### STATED GOAL
Look through the data below. Collect every line where the word "personer" occurs.

— START RECORDS FOR THE EXERCISE —

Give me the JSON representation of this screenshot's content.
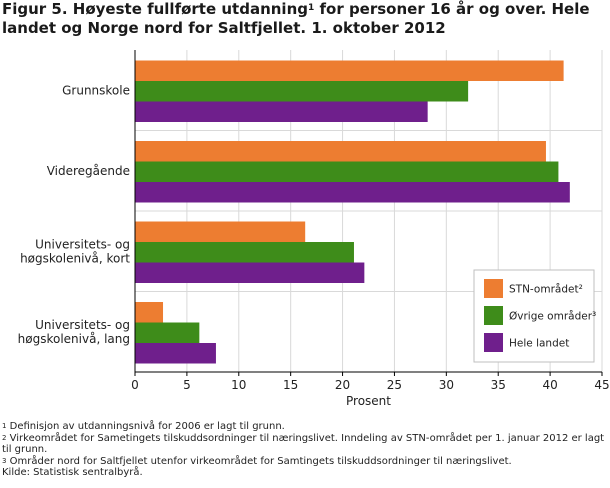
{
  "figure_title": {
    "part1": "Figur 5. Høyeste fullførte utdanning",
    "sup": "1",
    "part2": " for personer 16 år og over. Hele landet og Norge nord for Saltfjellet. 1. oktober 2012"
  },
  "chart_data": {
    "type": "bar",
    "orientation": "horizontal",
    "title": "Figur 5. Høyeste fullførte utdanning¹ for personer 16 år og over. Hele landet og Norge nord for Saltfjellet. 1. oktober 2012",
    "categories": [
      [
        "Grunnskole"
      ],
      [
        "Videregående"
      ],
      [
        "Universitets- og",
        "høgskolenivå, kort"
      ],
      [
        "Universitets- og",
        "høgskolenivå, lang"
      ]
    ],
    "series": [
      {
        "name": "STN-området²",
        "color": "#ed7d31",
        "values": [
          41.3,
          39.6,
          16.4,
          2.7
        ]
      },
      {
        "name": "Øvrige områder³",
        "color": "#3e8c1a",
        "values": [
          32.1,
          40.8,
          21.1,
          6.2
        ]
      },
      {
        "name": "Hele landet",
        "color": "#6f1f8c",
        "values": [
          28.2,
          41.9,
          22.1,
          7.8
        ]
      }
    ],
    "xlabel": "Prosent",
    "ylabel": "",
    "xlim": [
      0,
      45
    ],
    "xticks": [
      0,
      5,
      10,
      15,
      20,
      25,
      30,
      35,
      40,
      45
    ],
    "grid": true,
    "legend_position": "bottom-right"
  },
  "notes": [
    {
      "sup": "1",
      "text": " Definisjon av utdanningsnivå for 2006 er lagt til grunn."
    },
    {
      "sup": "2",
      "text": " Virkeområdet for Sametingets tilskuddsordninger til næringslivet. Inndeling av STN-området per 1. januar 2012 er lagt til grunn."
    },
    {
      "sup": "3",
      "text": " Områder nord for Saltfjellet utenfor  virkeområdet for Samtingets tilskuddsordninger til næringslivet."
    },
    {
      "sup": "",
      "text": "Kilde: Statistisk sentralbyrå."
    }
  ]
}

— END RECORDS FOR THE EXERCISE —

### ANSWER BELOW
    "part2": " for personer 16 år og over. Hele landet og Norge nord for Saltfjellet. 1. oktober 2012"
    "title": "Figur 5. Høyeste fullførte utdanning¹ for personer 16 år og over. Hele landet og Norge nord for Saltfjellet. 1. oktober 2012",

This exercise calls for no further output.